● What you should do
Please rewrite the lines of the listing from the one containing "column-header-modified-by[interactable]: Modified By" through the one containing "file-modified-cell: About a minute ago <box>388 301", inclusive, with "About a minute ago" changed to "Two minutes ago" and all else left unchanged.

[start of Given data]

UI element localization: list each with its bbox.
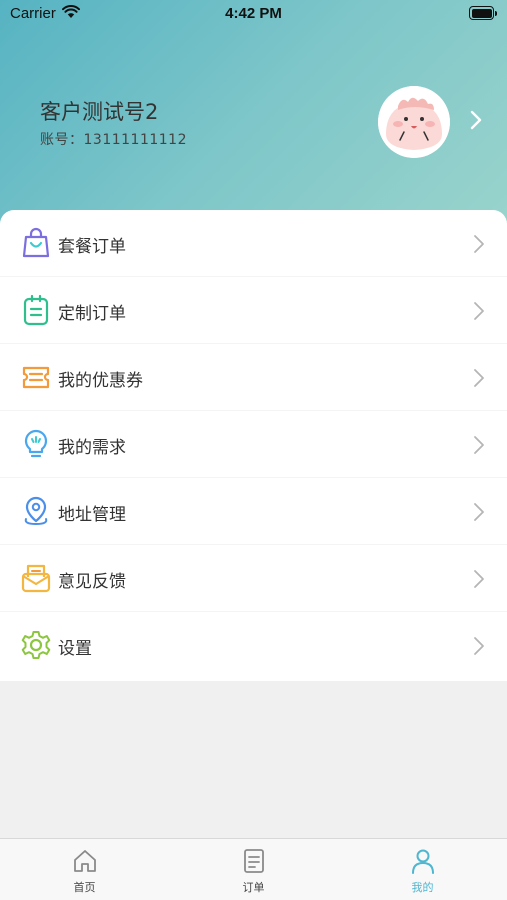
menu-item-feedback[interactable]: 意见反馈: [0, 545, 507, 612]
lightbulb-icon: [24, 429, 48, 458]
user-name: 客户测试号2: [40, 100, 159, 124]
tab-home[interactable]: 首页: [0, 839, 169, 900]
menu-label: 套餐订单: [58, 237, 126, 257]
menu-item-custom-orders[interactable]: 定制订单: [0, 277, 507, 344]
menu-label: 我的需求: [58, 438, 126, 458]
feedback-mail-icon: [21, 564, 51, 593]
chevron-right-icon: [474, 436, 484, 454]
menu-label: 设置: [58, 639, 92, 659]
menu-item-my-requirements[interactable]: 我的需求: [0, 411, 507, 478]
chevron-right-icon: [474, 637, 484, 655]
tab-label: 订单: [242, 881, 265, 894]
home-icon: [74, 850, 96, 872]
chevron-right-icon: [474, 503, 484, 521]
clipboard-icon: [23, 294, 49, 326]
menu-label: 地址管理: [58, 505, 126, 525]
tab-label: 我的: [411, 881, 434, 894]
menu-label: 意见反馈: [58, 572, 126, 592]
chevron-right-icon: [474, 369, 484, 387]
chevron-right-icon: [474, 235, 484, 253]
status-bar: Carrier 4:42 PM: [0, 0, 507, 28]
tab-mine[interactable]: 我的: [338, 839, 507, 900]
tab-orders[interactable]: 订单: [169, 839, 338, 900]
menu-card: 套餐订单 定制订单 我的优惠券 我的需求 地址管理 意见反馈 设置: [0, 210, 507, 681]
shopping-bag-icon: [22, 227, 50, 258]
gear-icon: [21, 631, 51, 659]
menu-item-package-orders[interactable]: 套餐订单: [0, 210, 507, 277]
location-pin-icon: [24, 496, 48, 526]
menu-label: 我的优惠券: [58, 371, 143, 391]
status-time: 4:42 PM: [225, 5, 282, 22]
coupon-icon: [22, 366, 50, 389]
profile-header: Carrier 4:42 PM 客户测试号2 账号：13111111112: [0, 0, 507, 240]
menu-item-settings[interactable]: 设置: [0, 612, 507, 679]
battery-icon: [469, 6, 497, 20]
menu-label: 定制订单: [58, 304, 126, 324]
menu-item-coupons[interactable]: 我的优惠券: [0, 344, 507, 411]
person-icon: [412, 849, 434, 874]
tab-label: 首页: [73, 881, 96, 894]
user-account: 账号：13111111112: [40, 132, 187, 148]
tab-bar: 首页 订单 我的: [0, 838, 507, 900]
avatar[interactable]: [378, 86, 450, 158]
order-list-icon: [244, 849, 264, 873]
chevron-right-icon: [474, 302, 484, 320]
profile-chevron-right-icon[interactable]: [470, 110, 482, 130]
chevron-right-icon: [474, 570, 484, 588]
menu-item-address-management[interactable]: 地址管理: [0, 478, 507, 545]
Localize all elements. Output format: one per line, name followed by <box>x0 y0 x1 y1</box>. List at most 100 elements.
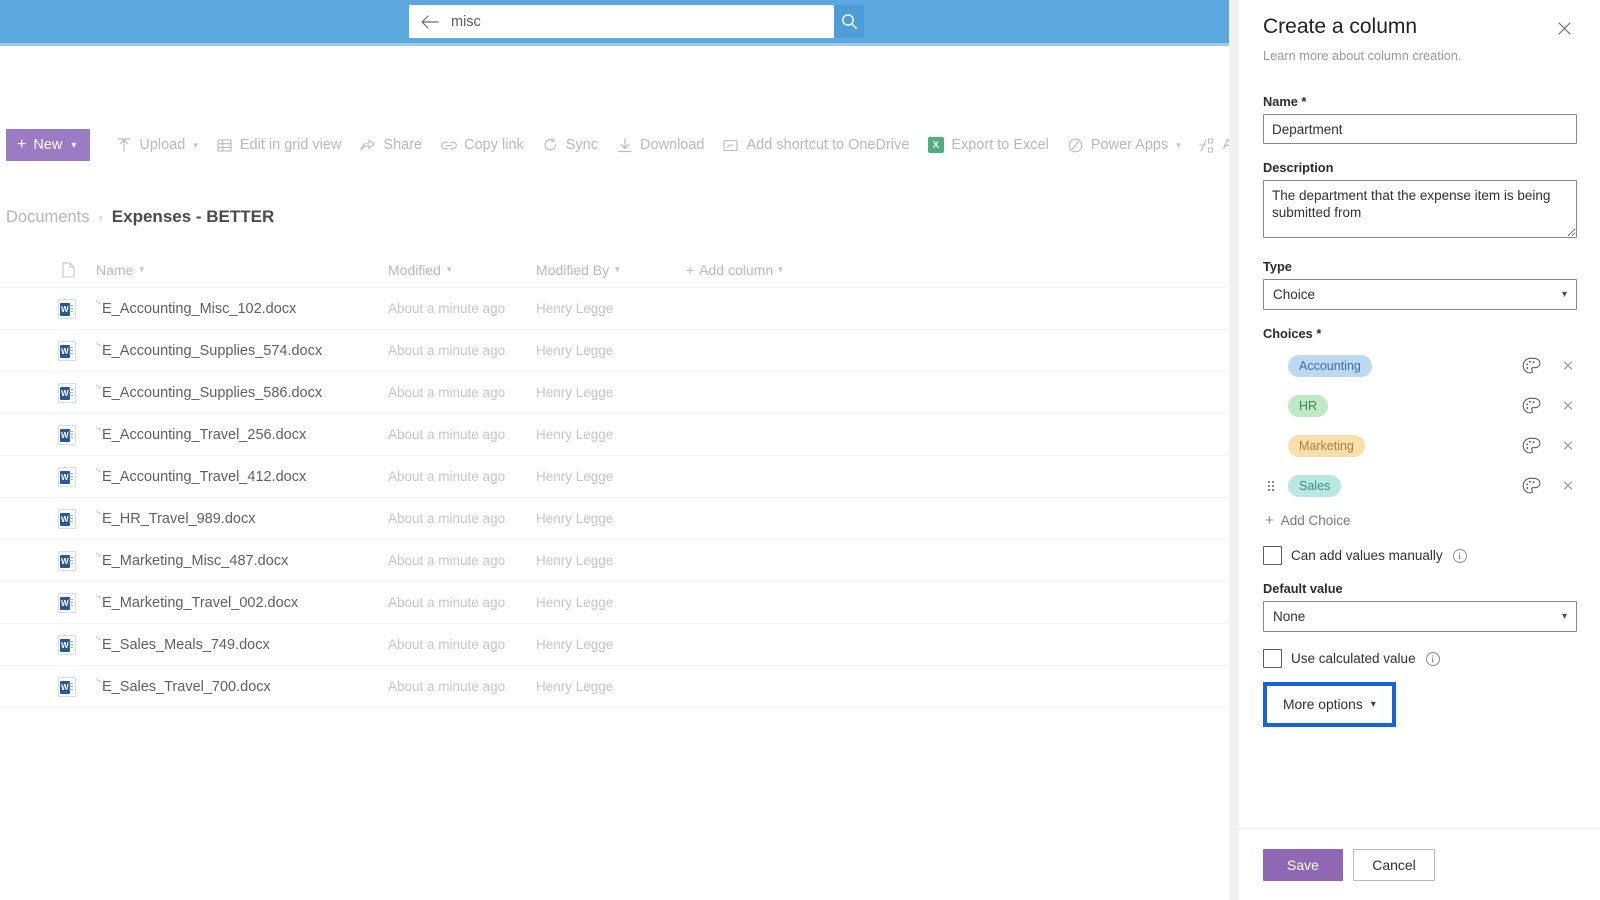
column-header-modified-by[interactable]: Modified By ▾ <box>536 262 686 278</box>
palette-icon[interactable] <box>1522 357 1541 375</box>
name-field-label: Name * <box>1263 94 1577 109</box>
file-modified-cell: About a minute ago <box>388 301 506 316</box>
can-add-values-manually-checkbox[interactable] <box>1263 546 1282 565</box>
close-icon[interactable]: ✕ <box>1561 397 1575 415</box>
panel-subtitle[interactable]: Learn more about column creation. <box>1263 48 1577 63</box>
file-name-cell[interactable]: ⤷ E_HR_Travel_989.docx <box>96 507 388 527</box>
file-modified-by-cell: Henry Legge <box>536 595 614 610</box>
type-select[interactable]: Choice ▾ <box>1263 279 1577 310</box>
table-row[interactable]: W ⤷ E_Sales_Meals_749.docx About a minute a… <box>0 624 1238 666</box>
file-modified-cell: About a minute ago <box>388 679 506 694</box>
name-input[interactable] <box>1263 114 1577 144</box>
choice-pill[interactable]: HR <box>1288 395 1329 417</box>
table-row[interactable]: W ⤷ E_Accounting_Misc_102.docx About a minu… <box>0 288 1238 330</box>
command-bar: + New ▾ Upload ▾ Edit in grid view Share <box>0 126 1238 164</box>
page-title: Create a column <box>1263 15 1418 38</box>
file-name-cell[interactable]: ⤷ E_Sales_Meals_749.docx <box>96 633 388 653</box>
power-apps-button[interactable]: Power Apps ▾ <box>1058 129 1190 161</box>
sync-button[interactable]: Sync <box>533 129 607 161</box>
back-arrow-icon[interactable] <box>419 11 441 33</box>
download-button[interactable]: Download <box>607 129 714 161</box>
column-header-modified[interactable]: Modified ▾ <box>388 262 536 278</box>
breadcrumb-current[interactable]: Expenses - BETTER <box>112 207 275 227</box>
choice-pill[interactable]: Accounting <box>1288 355 1372 377</box>
share-button[interactable]: Share <box>350 129 431 161</box>
file-name-cell[interactable]: ⤷ E_Accounting_Travel_412.docx <box>96 465 388 485</box>
file-modified-by-cell: Henry Legge <box>536 511 614 526</box>
search-input[interactable] <box>451 13 824 30</box>
file-name-label: E_Sales_Meals_749.docx <box>102 636 270 653</box>
info-icon[interactable]: i <box>1452 548 1467 563</box>
table-row[interactable]: W ⤷ E_Marketing_Misc_487.docx About a minut… <box>0 540 1238 582</box>
search-box[interactable] <box>409 5 834 38</box>
word-file-icon: W <box>0 298 96 319</box>
table-row[interactable]: W ⤷ E_Accounting_Supplies_586.docx About a … <box>0 372 1238 414</box>
upload-button[interactable]: Upload ▾ <box>106 129 206 161</box>
close-icon[interactable] <box>1551 15 1577 41</box>
chevron-down-icon: ▾ <box>1561 611 1567 622</box>
grid-icon <box>216 137 233 154</box>
add-shortcut-to-onedrive-button[interactable]: Add shortcut to OneDrive <box>714 129 919 161</box>
more-options-label: More options <box>1283 697 1363 712</box>
edit-in-grid-view-button[interactable]: Edit in grid view <box>207 129 351 161</box>
use-calculated-value-checkbox[interactable] <box>1263 649 1282 668</box>
default-value-select[interactable]: None ▾ <box>1263 601 1577 632</box>
table-row[interactable]: W ⤷ E_Marketing_Travel_002.docx About a min… <box>0 582 1238 624</box>
file-name-cell[interactable]: ⤷ E_Accounting_Misc_102.docx <box>96 297 388 317</box>
column-header-file-type[interactable] <box>0 261 96 278</box>
word-file-icon: W <box>0 508 96 529</box>
file-modified-cell: About a minute ago <box>388 469 506 484</box>
more-options-button[interactable]: More options ▾ <box>1267 686 1392 723</box>
new-button[interactable]: + New ▾ <box>6 129 91 161</box>
file-name-label: E_Accounting_Supplies_586.docx <box>102 384 323 401</box>
edit-in-grid-view-label: Edit in grid view <box>239 137 342 153</box>
chevron-down-icon: ▾ <box>446 264 452 274</box>
export-to-excel-button[interactable]: X Export to Excel <box>918 129 1058 161</box>
choices-list: Accounting ✕ HR ✕ Marketing ✕ Sales ✕ <box>1263 346 1577 506</box>
copy-link-button[interactable]: Copy link <box>431 129 533 161</box>
panel-footer: Save Cancel <box>1239 828 1600 900</box>
type-select-value: Choice <box>1273 287 1316 302</box>
table-row[interactable]: W ⤷ E_Accounting_Travel_256.docx About a mi… <box>0 414 1238 456</box>
file-name-cell[interactable]: ⤷ E_Sales_Travel_700.docx <box>96 675 388 695</box>
palette-icon[interactable] <box>1522 397 1541 415</box>
file-modified-by-cell: Henry Legge <box>536 553 614 568</box>
file-name-cell[interactable]: ⤷ E_Marketing_Misc_487.docx <box>96 549 388 569</box>
table-row[interactable]: W ⤷ E_Accounting_Supplies_574.docx About a … <box>0 330 1238 372</box>
close-icon[interactable]: ✕ <box>1561 357 1575 375</box>
shared-indicator-icon: ⤷ <box>96 296 102 307</box>
more-options-highlight: More options ▾ <box>1263 682 1396 727</box>
app-shell: + New ▾ Upload ▾ Edit in grid view Share <box>0 0 1238 900</box>
upload-icon <box>115 137 132 154</box>
file-name-cell[interactable]: ⤷ E_Marketing_Travel_002.docx <box>96 591 388 611</box>
shared-indicator-icon: ⤷ <box>96 632 102 643</box>
file-name-cell[interactable]: ⤷ E_Accounting_Supplies_574.docx <box>96 339 388 359</box>
close-icon[interactable]: ✕ <box>1561 437 1575 455</box>
download-label: Download <box>640 137 705 153</box>
palette-icon[interactable] <box>1522 437 1541 455</box>
file-list: Name ▾ Modified ▾ Modified By ▾ + Add co… <box>0 252 1238 708</box>
search-icon[interactable] <box>834 5 864 38</box>
column-header-name[interactable]: Name ▾ <box>96 262 388 278</box>
choice-pill[interactable]: Sales <box>1288 475 1342 497</box>
info-icon[interactable]: i <box>1425 651 1440 666</box>
word-file-icon: W <box>0 340 96 361</box>
add-column-button[interactable]: + Add column ▾ <box>686 262 783 278</box>
palette-icon[interactable] <box>1522 477 1541 495</box>
close-icon[interactable]: ✕ <box>1561 477 1575 495</box>
save-button[interactable]: Save <box>1263 848 1343 881</box>
drag-handle-icon[interactable] <box>1263 481 1279 491</box>
cancel-button[interactable]: Cancel <box>1353 848 1435 881</box>
chevron-down-icon: ▾ <box>1561 289 1567 300</box>
file-icon <box>62 261 75 278</box>
table-row[interactable]: W ⤷ E_HR_Travel_989.docx About a minute ago… <box>0 498 1238 540</box>
table-row[interactable]: W ⤷ E_Sales_Travel_700.docx About a minute … <box>0 666 1238 708</box>
breadcrumb-root[interactable]: Documents <box>6 208 89 227</box>
chevron-down-icon: ▾ <box>1176 139 1181 150</box>
file-name-cell[interactable]: ⤷ E_Accounting_Travel_256.docx <box>96 423 388 443</box>
file-name-cell[interactable]: ⤷ E_Accounting_Supplies_586.docx <box>96 381 388 401</box>
description-textarea[interactable] <box>1263 180 1577 238</box>
add-choice-button[interactable]: + Add Choice <box>1265 512 1577 529</box>
choice-pill[interactable]: Marketing <box>1288 435 1365 457</box>
table-row[interactable]: W ⤷ E_Accounting_Travel_412.docx About a mi… <box>0 456 1238 498</box>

[end of Given data]

● Full solution
column-header-modified-by[interactable]: Modified By ▾ <box>536 262 686 278</box>
palette-icon[interactable] <box>1522 357 1541 375</box>
name-field-label: Name * <box>1263 94 1577 109</box>
file-modified-cell: Two minutes ago <box>388 301 506 316</box>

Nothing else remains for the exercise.